» **Directions**: Repeat the whole of the data, keeping every detail the same.

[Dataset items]
** begin **

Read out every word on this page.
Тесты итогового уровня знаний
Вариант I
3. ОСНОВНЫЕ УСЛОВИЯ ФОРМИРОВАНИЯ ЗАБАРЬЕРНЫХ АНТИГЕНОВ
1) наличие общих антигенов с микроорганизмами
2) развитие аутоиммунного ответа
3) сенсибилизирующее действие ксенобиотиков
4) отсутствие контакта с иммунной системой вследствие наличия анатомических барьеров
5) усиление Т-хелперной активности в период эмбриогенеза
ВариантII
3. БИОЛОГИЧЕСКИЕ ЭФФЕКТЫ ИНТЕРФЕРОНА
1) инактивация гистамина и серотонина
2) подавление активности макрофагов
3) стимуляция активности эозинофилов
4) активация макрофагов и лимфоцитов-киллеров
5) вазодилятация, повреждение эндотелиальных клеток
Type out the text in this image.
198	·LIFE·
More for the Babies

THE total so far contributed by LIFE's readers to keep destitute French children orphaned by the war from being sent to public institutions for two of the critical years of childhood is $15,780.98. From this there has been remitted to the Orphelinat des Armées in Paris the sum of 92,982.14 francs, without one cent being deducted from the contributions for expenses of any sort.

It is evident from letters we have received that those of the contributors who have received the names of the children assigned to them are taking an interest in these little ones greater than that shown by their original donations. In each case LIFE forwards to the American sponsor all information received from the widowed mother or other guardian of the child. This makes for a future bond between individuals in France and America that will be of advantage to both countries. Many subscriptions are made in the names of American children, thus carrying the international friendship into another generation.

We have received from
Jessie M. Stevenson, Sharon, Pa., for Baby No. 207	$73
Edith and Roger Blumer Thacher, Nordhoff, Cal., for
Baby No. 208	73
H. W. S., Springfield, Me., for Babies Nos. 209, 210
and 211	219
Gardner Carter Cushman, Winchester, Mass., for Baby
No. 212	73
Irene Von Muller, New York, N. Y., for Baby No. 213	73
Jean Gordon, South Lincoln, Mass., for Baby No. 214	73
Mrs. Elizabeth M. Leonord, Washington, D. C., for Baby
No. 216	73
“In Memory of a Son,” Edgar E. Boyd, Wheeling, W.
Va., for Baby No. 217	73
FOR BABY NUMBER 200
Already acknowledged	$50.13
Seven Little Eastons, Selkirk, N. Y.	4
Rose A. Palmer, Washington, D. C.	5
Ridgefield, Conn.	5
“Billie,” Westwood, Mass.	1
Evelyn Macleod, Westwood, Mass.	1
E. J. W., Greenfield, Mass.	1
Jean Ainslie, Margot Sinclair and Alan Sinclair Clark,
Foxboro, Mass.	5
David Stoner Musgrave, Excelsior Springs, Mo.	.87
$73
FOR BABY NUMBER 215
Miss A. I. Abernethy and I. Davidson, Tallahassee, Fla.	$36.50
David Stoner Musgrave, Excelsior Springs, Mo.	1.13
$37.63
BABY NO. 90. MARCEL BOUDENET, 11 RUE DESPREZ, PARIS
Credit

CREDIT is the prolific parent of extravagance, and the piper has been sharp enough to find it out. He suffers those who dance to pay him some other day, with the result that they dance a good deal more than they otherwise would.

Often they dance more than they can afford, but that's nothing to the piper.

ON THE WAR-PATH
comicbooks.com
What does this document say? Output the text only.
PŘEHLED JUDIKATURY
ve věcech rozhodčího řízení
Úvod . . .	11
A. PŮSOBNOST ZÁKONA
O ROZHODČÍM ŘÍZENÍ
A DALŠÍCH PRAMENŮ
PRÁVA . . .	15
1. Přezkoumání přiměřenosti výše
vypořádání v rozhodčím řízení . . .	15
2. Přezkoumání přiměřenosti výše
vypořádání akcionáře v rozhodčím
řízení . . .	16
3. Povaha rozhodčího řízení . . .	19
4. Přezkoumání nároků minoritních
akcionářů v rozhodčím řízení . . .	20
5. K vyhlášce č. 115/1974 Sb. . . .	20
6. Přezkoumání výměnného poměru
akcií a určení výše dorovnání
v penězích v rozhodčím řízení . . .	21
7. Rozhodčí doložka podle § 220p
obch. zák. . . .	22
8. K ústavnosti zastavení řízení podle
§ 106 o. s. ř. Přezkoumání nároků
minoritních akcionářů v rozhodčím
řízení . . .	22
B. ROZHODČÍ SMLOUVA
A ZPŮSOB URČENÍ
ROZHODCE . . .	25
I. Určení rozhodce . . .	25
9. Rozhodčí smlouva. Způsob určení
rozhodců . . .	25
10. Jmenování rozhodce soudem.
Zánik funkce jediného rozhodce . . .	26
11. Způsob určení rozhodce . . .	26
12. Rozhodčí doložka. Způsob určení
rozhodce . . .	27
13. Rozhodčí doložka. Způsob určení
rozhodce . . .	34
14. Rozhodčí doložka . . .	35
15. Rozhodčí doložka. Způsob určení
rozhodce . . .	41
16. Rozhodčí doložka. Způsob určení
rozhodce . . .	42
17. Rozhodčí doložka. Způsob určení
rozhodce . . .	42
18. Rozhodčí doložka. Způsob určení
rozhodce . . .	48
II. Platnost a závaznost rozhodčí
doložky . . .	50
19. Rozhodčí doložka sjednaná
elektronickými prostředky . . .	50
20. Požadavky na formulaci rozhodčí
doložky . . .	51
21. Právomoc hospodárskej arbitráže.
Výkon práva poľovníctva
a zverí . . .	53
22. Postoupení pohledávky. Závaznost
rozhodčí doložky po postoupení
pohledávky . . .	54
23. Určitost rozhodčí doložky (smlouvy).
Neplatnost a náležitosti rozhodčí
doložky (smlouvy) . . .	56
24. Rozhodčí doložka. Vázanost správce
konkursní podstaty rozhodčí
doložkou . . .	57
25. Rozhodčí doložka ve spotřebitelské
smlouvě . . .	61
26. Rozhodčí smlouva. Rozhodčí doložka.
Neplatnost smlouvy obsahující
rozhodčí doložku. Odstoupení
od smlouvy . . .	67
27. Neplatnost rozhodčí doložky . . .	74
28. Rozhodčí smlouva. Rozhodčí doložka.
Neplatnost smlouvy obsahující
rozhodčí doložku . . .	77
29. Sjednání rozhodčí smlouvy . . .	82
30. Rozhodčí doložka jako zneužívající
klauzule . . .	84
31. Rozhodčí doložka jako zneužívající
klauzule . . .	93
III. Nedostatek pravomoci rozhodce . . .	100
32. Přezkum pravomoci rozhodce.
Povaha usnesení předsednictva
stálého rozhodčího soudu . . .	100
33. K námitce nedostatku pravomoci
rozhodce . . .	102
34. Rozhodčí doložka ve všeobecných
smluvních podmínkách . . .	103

** end **

» **Written answer**:
Read out every word on this page.
Тесты итогового уровня знаний
Вариант I
3. ОСНОВНЫЕ УСЛОВИЯ ФОРМИРОВАНИЯ ЗАБАРЬЕРНЫХ АНТИГЕНОВ
1) наличие общих антигенов с микроорганизмами
2) развитие аутоиммунного ответа
3) сенсибилизирующее действие ксенобиотиков
4) отсутствие контакта с иммунной системой вследствие наличия анатомических барьеров
5) усиление Т-хелперной активности в период эмбриогенеза
ВариантII
3. БИОЛОГИЧЕСКИЕ ЭФФЕКТЫ ИНТЕРФЕРОНА
1) инактивация гистамина и серотонина
2) подавление активности макрофагов
3) стимуляция активности эозинофилов
4) активация макрофагов и лимфоцитов-киллеров
5) вазодилятация, повреждение эндотелиальных клеток
Type out the text in this image.
198	·LIFE·
More for the Babies

THE total so far contributed by LIFE's readers to keep destitute French children orphaned by the war from being sent to public institutions for two of the critical years of childhood is $15,780.98. From this there has been remitted to the Orphelinat des Armées in Paris the sum of 92,982.14 francs, without one cent being deducted from the contributions for expenses of any sort.

It is evident from letters we have received that those of the contributors who have received the names of the children assigned to them are taking an interest in these little ones greater than that shown by their original donations. In each case LIFE forwards to the American sponsor all information received from the widowed mother or other guardian of the child. This makes for a future bond between individuals in France and America that will be of advantage to both countries. Many subscriptions are made in the names of American children, thus carrying the international friendship into another generation.

We have received from
Jessie M. Stevenson, Sharon, Pa., for Baby No. 207	$73
Edith and Roger Blumer Thacher, Nordhoff, Cal., for
Baby No. 208	73
H. W. S., Springfield, Me., for Babies Nos. 209, 210
and 211	219
Gardner Carter Cushman, Winchester, Mass., for Baby
No. 212	73
Irene Von Muller, New York, N. Y., for Baby No. 213	73
Jean Gordon, South Lincoln, Mass., for Baby No. 214	73
Mrs. Elizabeth M. Leonord, Washington, D. C., for Baby
No. 216	73
“In Memory of a Son,” Edgar E. Boyd, Wheeling, W.
Va., for Baby No. 217	73
FOR BABY NUMBER 200
Already acknowledged	$50.13
Seven Little Eastons, Selkirk, N. Y.	4
Rose A. Palmer, Washington, D. C.	5
Ridgefield, Conn.	5
“Billie,” Westwood, Mass.	1
Evelyn Macleod, Westwood, Mass.	1
E. J. W., Greenfield, Mass.	1
Jean Ainslie, Margot Sinclair and Alan Sinclair Clark,
Foxboro, Mass.	5
David Stoner Musgrave, Excelsior Springs, Mo.	.87
$73
FOR BABY NUMBER 215
Miss A. I. Abernethy and I. Davidson, Tallahassee, Fla.	$36.50
David Stoner Musgrave, Excelsior Springs, Mo.	1.13
$37.63
BABY NO. 90. MARCEL BOUDENET, 11 RUE DESPREZ, PARIS
Credit

CREDIT is the prolific parent of extravagance, and the piper has been sharp enough to find it out. He suffers those who dance to pay him some other day, with the result that they dance a good deal more than they otherwise would.

Often they dance more than they can afford, but that's nothing to the piper.

ON THE WAR-PATH
comicbooks.com
What does this document say? Output the text only.
PŘEHLED JUDIKATURY
ve věcech rozhodčího řízení
Úvod . . .	11
A. PŮSOBNOST ZÁKONA
O ROZHODČÍM ŘÍZENÍ
A DALŠÍCH PRAMENŮ
PRÁVA . . .	15
1. Přezkoumání přiměřenosti výše
vypořádání v rozhodčím řízení . . .	15
2. Přezkoumání přiměřenosti výše
vypořádání akcionáře v rozhodčím
řízení . . .	16
3. Povaha rozhodčího řízení . . .	19
4. Přezkoumání nároků minoritních
akcionářů v rozhodčím řízení . . .	20
5. K vyhlášce č. 115/1974 Sb. . . .	20
6. Přezkoumání výměnného poměru
akcií a určení výše dorovnání
v penězích v rozhodčím řízení . . .	21
7. Rozhodčí doložka podle § 220p
obch. zák. . . .	22
8. K ústavnosti zastavení řízení podle
§ 106 o. s. ř. Přezkoumání nároků
minoritních akcionářů v rozhodčím
řízení . . .	22
B. ROZHODČÍ SMLOUVA
A ZPŮSOB URČENÍ
ROZHODCE . . .	25
I. Určení rozhodce . . .	25
9. Rozhodčí smlouva. Způsob určení
rozhodců . . .	25
10. Jmenování rozhodce soudem.
Zánik funkce jediného rozhodce . . .	26
11. Způsob určení rozhodce . . .	26
12. Rozhodčí doložka. Způsob určení
rozhodce . . .	27
13. Rozhodčí doložka. Způsob určení
rozhodce . . .	34
14. Rozhodčí doložka . . .	35
15. Rozhodčí doložka. Způsob určení
rozhodce . . .	41
16. Rozhodčí doložka. Způsob určení
rozhodce . . .	42
17. Rozhodčí doložka. Způsob určení
rozhodce . . .	42
18. Rozhodčí doložka. Způsob určení
rozhodce . . .	48
II. Platnost a závaznost rozhodčí
doložky . . .	50
19. Rozhodčí doložka sjednaná
elektronickými prostředky . . .	50
20. Požadavky na formulaci rozhodčí
doložky . . .	51
21. Právomoc hospodárskej arbitráže.
Výkon práva poľovníctva
a zverí . . .	53
22. Postoupení pohledávky. Závaznost
rozhodčí doložky po postoupení
pohledávky . . .	54
23. Určitost rozhodčí doložky (smlouvy).
Neplatnost a náležitosti rozhodčí
doložky (smlouvy) . . .	56
24. Rozhodčí doložka. Vázanost správce
konkursní podstaty rozhodčí
doložkou . . .	57
25. Rozhodčí doložka ve spotřebitelské
smlouvě . . .	61
26. Rozhodčí smlouva. Rozhodčí doložka.
Neplatnost smlouvy obsahující
rozhodčí doložku. Odstoupení
od smlouvy . . .	67
27. Neplatnost rozhodčí doložky . . .	74
28. Rozhodčí smlouva. Rozhodčí doložka.
Neplatnost smlouvy obsahující
rozhodčí doložku . . .	77
29. Sjednání rozhodčí smlouvy . . .	82
30. Rozhodčí doložka jako zneužívající
klauzule . . .	84
31. Rozhodčí doložka jako zneužívající
klauzule . . .	93
III. Nedostatek pravomoci rozhodce . . .	100
32. Přezkum pravomoci rozhodce.
Povaha usnesení předsednictva
stálého rozhodčího soudu . . .	100
33. K námitce nedostatku pravomoci
rozhodce . . .	102
34. Rozhodčí doložka ve všeobecných
smluvních podmínkách . . .	103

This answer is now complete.